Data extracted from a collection
— begin —

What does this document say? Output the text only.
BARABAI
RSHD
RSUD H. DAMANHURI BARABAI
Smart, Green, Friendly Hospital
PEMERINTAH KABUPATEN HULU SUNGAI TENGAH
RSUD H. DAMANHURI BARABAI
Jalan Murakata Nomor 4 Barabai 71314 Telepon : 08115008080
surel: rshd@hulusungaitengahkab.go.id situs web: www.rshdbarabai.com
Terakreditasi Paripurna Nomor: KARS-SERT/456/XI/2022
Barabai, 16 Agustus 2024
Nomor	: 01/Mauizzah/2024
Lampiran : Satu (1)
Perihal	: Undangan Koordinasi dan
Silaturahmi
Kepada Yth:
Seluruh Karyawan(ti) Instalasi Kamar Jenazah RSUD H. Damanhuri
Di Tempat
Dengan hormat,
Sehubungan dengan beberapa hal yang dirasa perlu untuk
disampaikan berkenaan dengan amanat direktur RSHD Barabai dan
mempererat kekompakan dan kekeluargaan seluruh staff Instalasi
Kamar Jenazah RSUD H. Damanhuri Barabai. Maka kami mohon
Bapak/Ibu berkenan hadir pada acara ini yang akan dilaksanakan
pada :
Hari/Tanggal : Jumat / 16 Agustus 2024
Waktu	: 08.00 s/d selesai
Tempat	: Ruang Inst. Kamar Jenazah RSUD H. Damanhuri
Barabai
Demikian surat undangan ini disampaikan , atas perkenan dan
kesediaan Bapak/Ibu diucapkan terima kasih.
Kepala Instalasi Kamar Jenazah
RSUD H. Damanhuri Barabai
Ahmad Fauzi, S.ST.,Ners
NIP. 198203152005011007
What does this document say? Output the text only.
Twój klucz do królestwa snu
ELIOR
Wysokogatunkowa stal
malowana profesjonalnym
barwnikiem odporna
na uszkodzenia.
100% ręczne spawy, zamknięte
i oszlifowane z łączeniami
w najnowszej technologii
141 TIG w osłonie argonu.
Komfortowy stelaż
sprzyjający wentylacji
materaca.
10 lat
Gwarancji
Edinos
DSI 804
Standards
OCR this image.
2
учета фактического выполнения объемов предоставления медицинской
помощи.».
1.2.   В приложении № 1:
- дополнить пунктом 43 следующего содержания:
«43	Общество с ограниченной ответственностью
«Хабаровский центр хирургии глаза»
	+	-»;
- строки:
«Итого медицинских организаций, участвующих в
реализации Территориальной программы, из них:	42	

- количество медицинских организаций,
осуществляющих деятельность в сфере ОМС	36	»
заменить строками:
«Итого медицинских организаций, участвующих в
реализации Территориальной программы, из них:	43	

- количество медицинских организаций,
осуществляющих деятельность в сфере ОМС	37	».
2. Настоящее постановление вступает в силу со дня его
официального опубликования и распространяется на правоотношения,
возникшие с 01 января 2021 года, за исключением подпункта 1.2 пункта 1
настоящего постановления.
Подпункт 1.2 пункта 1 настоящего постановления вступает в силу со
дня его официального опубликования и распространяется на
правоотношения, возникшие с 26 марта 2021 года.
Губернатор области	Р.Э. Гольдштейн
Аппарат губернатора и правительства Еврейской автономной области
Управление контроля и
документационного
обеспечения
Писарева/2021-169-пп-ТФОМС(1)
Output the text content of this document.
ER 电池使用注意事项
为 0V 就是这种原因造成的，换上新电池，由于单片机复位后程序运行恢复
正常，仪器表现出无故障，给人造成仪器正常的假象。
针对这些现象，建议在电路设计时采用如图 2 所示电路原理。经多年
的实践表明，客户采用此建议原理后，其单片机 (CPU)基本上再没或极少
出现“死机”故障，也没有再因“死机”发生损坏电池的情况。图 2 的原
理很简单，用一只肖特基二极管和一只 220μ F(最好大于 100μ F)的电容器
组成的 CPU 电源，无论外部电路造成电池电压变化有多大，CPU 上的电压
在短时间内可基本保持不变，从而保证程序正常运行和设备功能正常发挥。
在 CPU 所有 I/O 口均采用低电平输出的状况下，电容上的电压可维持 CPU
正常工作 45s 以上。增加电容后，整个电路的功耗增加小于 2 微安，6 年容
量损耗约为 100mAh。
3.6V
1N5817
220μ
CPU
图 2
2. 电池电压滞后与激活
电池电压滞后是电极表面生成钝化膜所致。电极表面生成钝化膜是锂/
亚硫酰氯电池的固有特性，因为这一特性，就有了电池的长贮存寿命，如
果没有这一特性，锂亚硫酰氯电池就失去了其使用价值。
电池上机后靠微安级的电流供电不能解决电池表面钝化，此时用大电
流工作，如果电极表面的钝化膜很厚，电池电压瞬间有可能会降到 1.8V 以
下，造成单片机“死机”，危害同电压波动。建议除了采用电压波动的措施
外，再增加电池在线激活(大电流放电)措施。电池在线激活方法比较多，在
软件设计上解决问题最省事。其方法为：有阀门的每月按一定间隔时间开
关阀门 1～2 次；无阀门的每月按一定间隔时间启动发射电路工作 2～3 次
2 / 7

— end —

*TASK TO CARRY OUT:*
Take the listing above and set it down exactly.

*EXERCISE SOLUTION:*
What does this document say? Output the text only.
BARABAI
RSHD
RSUD H. DAMANHURI BARABAI
Smart, Green, Friendly Hospital
PEMERINTAH KABUPATEN HULU SUNGAI TENGAH
RSUD H. DAMANHURI BARABAI
Jalan Murakata Nomor 4 Barabai 71314 Telepon : 08115008080
surel: rshd@hulusungaitengahkab.go.id situs web: www.rshdbarabai.com
Terakreditasi Paripurna Nomor: KARS-SERT/456/XI/2022
Barabai, 16 Agustus 2024
Nomor	: 01/Mauizzah/2024
Lampiran : Satu (1)
Perihal	: Undangan Koordinasi dan
Silaturahmi
Kepada Yth:
Seluruh Karyawan(ti) Instalasi Kamar Jenazah RSUD H. Damanhuri
Di Tempat
Dengan hormat,
Sehubungan dengan beberapa hal yang dirasa perlu untuk
disampaikan berkenaan dengan amanat direktur RSHD Barabai dan
mempererat kekompakan dan kekeluargaan seluruh staff Instalasi
Kamar Jenazah RSUD H. Damanhuri Barabai. Maka kami mohon
Bapak/Ibu berkenan hadir pada acara ini yang akan dilaksanakan
pada :
Hari/Tanggal : Jumat / 16 Agustus 2024
Waktu	: 08.00 s/d selesai
Tempat	: Ruang Inst. Kamar Jenazah RSUD H. Damanhuri
Barabai
Demikian surat undangan ini disampaikan , atas perkenan dan
kesediaan Bapak/Ibu diucapkan terima kasih.
Kepala Instalasi Kamar Jenazah
RSUD H. Damanhuri Barabai
Ahmad Fauzi, S.ST.,Ners
NIP. 198203152005011007
What does this document say? Output the text only.
Twój klucz do królestwa snu
ELIOR
Wysokogatunkowa stal
malowana profesjonalnym
barwnikiem odporna
na uszkodzenia.
100% ręczne spawy, zamknięte
i oszlifowane z łączeniami
w najnowszej technologii
141 TIG w osłonie argonu.
Komfortowy stelaż
sprzyjający wentylacji
materaca.
10 lat
Gwarancji
Edinos
DSI 804
Standards
OCR this image.
2
учета фактического выполнения объемов предоставления медицинской
помощи.».
1.2.   В приложении № 1:
- дополнить пунктом 43 следующего содержания:
«43	Общество с ограниченной ответственностью
«Хабаровский центр хирургии глаза»
	+	-»;
- строки:
«Итого медицинских организаций, участвующих в
реализации Территориальной программы, из них:	42	

- количество медицинских организаций,
осуществляющих деятельность в сфере ОМС	36	»
заменить строками:
«Итого медицинских организаций, участвующих в
реализации Территориальной программы, из них:	43	

- количество медицинских организаций,
осуществляющих деятельность в сфере ОМС	37	».
2. Настоящее постановление вступает в силу со дня его
официального опубликования и распространяется на правоотношения,
возникшие с 01 января 2021 года, за исключением подпункта 1.2 пункта 1
настоящего постановления.
Подпункт 1.2 пункта 1 настоящего постановления вступает в силу со
дня его официального опубликования и распространяется на
правоотношения, возникшие с 26 марта 2021 года.
Губернатор области	Р.Э. Гольдштейн
Аппарат губернатора и правительства Еврейской автономной области
Управление контроля и
документационного
обеспечения
Писарева/2021-169-пп-ТФОМС(1)
Output the text content of this document.
ER 电池使用注意事项
为 0V 就是这种原因造成的，换上新电池，由于单片机复位后程序运行恢复
正常，仪器表现出无故障，给人造成仪器正常的假象。
针对这些现象，建议在电路设计时采用如图 2 所示电路原理。经多年
的实践表明，客户采用此建议原理后，其单片机 (CPU)基本上再没或极少
出现“死机”故障，也没有再因“死机”发生损坏电池的情况。图 2 的原
理很简单，用一只肖特基二极管和一只 220μ F(最好大于 100μ F)的电容器
组成的 CPU 电源，无论外部电路造成电池电压变化有多大，CPU 上的电压
在短时间内可基本保持不变，从而保证程序正常运行和设备功能正常发挥。
在 CPU 所有 I/O 口均采用低电平输出的状况下，电容上的电压可维持 CPU
正常工作 45s 以上。增加电容后，整个电路的功耗增加小于 2 微安，6 年容
量损耗约为 100mAh。
3.6V
1N5817
220μ
CPU
图 2
2. 电池电压滞后与激活
电池电压滞后是电极表面生成钝化膜所致。电极表面生成钝化膜是锂/
亚硫酰氯电池的固有特性，因为这一特性，就有了电池的长贮存寿命，如
果没有这一特性，锂亚硫酰氯电池就失去了其使用价值。
电池上机后靠微安级的电流供电不能解决电池表面钝化，此时用大电
流工作，如果电极表面的钝化膜很厚，电池电压瞬间有可能会降到 1.8V 以
下，造成单片机“死机”，危害同电压波动。建议除了采用电压波动的措施
外，再增加电池在线激活(大电流放电)措施。电池在线激活方法比较多，在
软件设计上解决问题最省事。其方法为：有阀门的每月按一定间隔时间开
关阀门 1～2 次；无阀门的每月按一定间隔时间启动发射电路工作 2～3 次
2 / 7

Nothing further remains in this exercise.